Material shown:
● ● ●
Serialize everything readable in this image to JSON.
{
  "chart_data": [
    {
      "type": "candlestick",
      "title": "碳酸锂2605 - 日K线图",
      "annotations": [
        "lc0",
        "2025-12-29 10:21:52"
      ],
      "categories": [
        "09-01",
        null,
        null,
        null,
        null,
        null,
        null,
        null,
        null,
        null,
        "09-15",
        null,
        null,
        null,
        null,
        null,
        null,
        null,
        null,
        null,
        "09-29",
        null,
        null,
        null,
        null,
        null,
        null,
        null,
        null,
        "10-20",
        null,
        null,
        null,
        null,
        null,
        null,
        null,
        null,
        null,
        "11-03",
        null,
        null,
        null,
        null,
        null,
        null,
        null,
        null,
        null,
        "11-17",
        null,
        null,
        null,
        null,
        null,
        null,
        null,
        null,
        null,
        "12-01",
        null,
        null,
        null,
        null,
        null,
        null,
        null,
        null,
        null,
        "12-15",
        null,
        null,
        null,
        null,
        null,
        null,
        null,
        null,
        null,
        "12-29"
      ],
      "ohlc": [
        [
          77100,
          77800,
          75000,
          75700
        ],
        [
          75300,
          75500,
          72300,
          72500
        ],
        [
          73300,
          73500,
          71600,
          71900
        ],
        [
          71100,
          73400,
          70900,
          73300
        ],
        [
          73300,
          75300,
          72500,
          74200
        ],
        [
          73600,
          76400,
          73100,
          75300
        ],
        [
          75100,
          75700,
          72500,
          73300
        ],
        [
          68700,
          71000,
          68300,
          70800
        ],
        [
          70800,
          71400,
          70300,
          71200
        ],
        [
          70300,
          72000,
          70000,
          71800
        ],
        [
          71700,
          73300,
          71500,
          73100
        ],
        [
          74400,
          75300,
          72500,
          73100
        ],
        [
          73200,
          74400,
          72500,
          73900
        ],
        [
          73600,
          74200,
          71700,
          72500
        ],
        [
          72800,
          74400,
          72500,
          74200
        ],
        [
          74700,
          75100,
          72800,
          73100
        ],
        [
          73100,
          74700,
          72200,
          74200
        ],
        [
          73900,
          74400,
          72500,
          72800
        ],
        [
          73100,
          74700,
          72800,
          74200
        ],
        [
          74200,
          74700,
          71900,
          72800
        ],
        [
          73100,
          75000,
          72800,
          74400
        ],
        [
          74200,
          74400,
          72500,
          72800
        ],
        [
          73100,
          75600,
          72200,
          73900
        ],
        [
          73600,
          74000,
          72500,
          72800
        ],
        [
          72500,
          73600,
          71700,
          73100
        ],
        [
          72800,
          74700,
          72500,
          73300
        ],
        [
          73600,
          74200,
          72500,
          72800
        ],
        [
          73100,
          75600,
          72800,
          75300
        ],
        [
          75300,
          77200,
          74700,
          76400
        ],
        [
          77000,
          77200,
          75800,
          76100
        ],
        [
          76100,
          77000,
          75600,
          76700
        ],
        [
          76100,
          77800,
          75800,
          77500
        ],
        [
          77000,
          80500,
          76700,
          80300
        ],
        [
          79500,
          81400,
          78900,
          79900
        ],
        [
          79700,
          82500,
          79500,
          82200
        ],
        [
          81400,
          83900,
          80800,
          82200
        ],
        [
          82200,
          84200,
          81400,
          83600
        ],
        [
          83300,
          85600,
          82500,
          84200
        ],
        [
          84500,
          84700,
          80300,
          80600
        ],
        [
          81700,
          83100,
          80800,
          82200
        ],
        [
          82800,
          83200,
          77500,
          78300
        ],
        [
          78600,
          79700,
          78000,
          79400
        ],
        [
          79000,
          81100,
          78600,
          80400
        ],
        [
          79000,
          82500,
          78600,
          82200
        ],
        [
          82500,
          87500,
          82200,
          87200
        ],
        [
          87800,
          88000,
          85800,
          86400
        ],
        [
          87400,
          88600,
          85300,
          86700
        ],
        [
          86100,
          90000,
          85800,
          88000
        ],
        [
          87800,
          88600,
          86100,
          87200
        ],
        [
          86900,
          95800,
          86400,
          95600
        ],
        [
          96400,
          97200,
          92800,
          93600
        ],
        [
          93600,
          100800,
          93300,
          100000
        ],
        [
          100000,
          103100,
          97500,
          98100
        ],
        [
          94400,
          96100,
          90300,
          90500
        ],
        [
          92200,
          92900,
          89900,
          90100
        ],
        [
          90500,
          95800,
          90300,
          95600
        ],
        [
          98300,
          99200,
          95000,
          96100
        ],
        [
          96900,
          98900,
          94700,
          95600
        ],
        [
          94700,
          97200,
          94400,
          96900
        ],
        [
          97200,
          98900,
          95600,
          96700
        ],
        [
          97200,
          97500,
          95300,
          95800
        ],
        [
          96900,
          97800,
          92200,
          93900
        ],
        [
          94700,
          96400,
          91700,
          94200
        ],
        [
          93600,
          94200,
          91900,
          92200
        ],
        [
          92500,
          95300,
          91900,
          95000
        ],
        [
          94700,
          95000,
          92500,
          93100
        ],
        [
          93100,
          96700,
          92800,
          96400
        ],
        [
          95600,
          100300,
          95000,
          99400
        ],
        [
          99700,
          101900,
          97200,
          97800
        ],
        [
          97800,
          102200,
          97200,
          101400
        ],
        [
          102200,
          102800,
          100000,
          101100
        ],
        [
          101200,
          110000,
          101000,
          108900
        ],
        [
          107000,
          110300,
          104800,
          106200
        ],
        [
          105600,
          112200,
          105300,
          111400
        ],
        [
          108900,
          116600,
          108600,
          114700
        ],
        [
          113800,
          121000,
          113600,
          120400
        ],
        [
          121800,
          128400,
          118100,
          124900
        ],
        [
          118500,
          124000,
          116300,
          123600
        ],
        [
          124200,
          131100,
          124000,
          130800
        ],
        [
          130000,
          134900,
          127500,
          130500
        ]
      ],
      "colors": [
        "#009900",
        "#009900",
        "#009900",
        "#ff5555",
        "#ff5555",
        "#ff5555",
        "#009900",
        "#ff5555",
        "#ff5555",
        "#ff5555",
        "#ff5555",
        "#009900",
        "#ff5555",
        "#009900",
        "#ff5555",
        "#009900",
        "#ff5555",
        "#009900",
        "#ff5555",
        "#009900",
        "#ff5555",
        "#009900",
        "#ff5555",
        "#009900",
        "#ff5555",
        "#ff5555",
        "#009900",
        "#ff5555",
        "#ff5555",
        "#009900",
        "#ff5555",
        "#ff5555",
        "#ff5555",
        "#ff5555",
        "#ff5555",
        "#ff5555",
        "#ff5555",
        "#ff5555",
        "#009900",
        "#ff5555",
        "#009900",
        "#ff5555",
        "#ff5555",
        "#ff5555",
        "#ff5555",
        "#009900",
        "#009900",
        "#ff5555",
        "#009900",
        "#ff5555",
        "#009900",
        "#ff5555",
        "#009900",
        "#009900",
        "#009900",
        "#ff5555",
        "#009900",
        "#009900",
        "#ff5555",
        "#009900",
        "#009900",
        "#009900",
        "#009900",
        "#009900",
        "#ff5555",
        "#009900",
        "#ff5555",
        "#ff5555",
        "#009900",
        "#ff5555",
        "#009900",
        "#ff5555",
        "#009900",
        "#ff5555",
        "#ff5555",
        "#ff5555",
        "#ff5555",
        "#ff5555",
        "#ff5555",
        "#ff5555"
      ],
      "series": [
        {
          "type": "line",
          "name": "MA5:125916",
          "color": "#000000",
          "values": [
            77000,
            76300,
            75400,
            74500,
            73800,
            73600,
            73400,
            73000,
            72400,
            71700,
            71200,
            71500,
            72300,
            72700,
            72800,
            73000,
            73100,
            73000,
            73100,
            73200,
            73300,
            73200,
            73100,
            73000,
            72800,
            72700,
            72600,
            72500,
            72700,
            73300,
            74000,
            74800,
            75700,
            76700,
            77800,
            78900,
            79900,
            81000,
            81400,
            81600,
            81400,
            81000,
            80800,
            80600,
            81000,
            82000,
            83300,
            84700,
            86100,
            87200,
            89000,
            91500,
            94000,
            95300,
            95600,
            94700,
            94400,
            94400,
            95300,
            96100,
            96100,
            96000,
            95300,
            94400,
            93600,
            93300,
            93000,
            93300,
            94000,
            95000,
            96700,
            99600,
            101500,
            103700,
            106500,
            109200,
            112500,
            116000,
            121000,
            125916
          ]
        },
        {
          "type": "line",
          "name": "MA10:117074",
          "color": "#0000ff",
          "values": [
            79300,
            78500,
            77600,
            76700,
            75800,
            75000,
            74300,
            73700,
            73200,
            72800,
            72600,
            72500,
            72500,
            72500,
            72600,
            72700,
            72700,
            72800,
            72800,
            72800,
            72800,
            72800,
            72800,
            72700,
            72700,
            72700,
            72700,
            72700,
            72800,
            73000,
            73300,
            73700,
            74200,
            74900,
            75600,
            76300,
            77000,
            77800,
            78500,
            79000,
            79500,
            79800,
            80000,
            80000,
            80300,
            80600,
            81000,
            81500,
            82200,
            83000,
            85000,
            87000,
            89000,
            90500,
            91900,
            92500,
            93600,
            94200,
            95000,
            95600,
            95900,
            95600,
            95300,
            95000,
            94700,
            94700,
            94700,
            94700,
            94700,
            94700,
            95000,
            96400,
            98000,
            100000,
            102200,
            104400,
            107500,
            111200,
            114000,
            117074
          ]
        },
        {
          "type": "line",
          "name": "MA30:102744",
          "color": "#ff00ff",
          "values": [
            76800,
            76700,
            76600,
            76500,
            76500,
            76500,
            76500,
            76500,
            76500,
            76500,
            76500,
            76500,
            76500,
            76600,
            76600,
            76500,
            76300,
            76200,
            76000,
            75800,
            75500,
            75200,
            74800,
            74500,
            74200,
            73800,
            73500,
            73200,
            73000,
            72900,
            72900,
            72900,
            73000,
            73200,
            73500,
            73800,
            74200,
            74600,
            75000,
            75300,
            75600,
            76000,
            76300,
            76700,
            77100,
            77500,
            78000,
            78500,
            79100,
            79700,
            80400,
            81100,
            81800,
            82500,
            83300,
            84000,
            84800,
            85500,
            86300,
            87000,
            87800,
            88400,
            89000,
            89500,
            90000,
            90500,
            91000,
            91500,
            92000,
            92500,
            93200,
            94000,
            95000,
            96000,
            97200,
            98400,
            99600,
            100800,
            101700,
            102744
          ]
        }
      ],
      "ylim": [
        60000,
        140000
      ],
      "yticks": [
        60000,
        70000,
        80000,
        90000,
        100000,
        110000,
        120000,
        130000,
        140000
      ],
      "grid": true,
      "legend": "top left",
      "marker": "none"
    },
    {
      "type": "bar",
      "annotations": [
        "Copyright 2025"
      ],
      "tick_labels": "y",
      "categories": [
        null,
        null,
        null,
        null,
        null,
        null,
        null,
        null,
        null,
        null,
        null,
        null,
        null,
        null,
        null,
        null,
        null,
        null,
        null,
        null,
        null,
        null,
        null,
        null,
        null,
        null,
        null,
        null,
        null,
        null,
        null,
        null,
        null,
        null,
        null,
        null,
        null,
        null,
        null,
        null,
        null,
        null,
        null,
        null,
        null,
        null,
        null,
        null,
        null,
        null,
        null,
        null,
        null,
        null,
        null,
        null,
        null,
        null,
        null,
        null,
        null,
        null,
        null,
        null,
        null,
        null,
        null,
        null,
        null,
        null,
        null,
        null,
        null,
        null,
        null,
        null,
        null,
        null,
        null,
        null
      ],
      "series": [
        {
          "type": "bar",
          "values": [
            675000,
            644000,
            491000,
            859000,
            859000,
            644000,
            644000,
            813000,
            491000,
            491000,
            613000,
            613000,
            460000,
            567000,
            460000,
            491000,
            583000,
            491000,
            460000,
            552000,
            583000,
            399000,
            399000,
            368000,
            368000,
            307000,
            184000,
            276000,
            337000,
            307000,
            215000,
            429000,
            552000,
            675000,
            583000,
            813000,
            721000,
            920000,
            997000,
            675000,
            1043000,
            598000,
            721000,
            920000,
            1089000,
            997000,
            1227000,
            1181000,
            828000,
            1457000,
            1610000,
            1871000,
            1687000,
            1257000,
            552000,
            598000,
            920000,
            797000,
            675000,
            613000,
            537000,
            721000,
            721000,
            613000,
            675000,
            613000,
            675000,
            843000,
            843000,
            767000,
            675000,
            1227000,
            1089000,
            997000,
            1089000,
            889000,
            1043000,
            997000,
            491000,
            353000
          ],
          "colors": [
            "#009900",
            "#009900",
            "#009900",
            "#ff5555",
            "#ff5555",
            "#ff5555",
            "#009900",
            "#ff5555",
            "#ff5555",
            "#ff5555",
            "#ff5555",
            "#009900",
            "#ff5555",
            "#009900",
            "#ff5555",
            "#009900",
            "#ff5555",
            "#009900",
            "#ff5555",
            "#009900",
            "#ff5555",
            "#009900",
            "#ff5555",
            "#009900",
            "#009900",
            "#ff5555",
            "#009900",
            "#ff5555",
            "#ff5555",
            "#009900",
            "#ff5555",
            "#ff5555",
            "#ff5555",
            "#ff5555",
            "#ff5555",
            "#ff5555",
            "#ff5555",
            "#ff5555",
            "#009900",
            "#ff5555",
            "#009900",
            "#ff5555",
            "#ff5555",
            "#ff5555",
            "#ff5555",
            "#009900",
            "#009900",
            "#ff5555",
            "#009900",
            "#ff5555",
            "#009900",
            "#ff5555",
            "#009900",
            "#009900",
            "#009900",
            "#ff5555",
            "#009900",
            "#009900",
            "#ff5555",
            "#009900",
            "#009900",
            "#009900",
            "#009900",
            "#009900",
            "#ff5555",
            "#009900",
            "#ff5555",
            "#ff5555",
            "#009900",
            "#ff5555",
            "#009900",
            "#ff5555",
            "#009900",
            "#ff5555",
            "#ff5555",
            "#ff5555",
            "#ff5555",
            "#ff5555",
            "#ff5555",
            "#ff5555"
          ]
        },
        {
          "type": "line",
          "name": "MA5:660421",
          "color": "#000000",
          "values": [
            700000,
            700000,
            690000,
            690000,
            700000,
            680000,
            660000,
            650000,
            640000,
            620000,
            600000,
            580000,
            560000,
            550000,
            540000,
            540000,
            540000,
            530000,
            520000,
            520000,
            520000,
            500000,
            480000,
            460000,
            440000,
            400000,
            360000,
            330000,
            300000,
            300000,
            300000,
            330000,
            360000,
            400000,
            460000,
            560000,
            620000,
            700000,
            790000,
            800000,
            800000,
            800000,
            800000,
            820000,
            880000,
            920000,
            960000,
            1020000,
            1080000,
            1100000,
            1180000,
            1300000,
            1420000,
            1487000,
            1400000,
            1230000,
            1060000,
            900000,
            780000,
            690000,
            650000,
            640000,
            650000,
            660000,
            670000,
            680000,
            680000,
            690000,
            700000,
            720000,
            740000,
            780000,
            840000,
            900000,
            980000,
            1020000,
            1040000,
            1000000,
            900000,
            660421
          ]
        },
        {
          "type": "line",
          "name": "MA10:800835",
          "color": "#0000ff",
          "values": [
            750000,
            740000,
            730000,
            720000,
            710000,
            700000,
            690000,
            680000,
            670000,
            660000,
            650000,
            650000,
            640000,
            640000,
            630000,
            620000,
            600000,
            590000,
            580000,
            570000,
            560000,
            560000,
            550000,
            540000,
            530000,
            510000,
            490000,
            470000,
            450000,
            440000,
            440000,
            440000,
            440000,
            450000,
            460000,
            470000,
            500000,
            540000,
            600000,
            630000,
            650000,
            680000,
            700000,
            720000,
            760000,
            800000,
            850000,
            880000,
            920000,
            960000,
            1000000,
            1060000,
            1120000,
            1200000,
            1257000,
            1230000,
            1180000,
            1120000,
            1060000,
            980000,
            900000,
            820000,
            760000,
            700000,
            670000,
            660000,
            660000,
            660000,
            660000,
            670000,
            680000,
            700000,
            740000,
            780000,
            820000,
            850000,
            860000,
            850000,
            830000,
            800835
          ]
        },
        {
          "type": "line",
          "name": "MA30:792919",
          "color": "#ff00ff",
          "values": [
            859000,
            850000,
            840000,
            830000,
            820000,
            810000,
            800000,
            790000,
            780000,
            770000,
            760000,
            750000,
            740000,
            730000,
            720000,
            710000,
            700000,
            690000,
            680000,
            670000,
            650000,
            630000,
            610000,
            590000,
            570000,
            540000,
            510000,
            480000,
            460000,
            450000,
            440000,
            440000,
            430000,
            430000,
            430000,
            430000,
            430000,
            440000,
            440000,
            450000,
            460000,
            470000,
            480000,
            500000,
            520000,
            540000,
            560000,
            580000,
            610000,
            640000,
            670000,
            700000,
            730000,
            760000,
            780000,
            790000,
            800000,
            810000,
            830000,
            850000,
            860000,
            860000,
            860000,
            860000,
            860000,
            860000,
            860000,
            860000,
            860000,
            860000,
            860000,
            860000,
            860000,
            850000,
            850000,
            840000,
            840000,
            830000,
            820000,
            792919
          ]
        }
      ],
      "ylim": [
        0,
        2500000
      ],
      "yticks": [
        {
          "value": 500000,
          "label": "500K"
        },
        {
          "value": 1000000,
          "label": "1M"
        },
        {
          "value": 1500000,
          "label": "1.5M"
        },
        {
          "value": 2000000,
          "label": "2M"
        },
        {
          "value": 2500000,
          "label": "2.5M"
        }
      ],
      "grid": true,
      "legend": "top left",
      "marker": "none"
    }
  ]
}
● ● ●
Given instruction: Only the number is wanted: how many lines of the material above include the word "name"?

Solution for this exercise: 6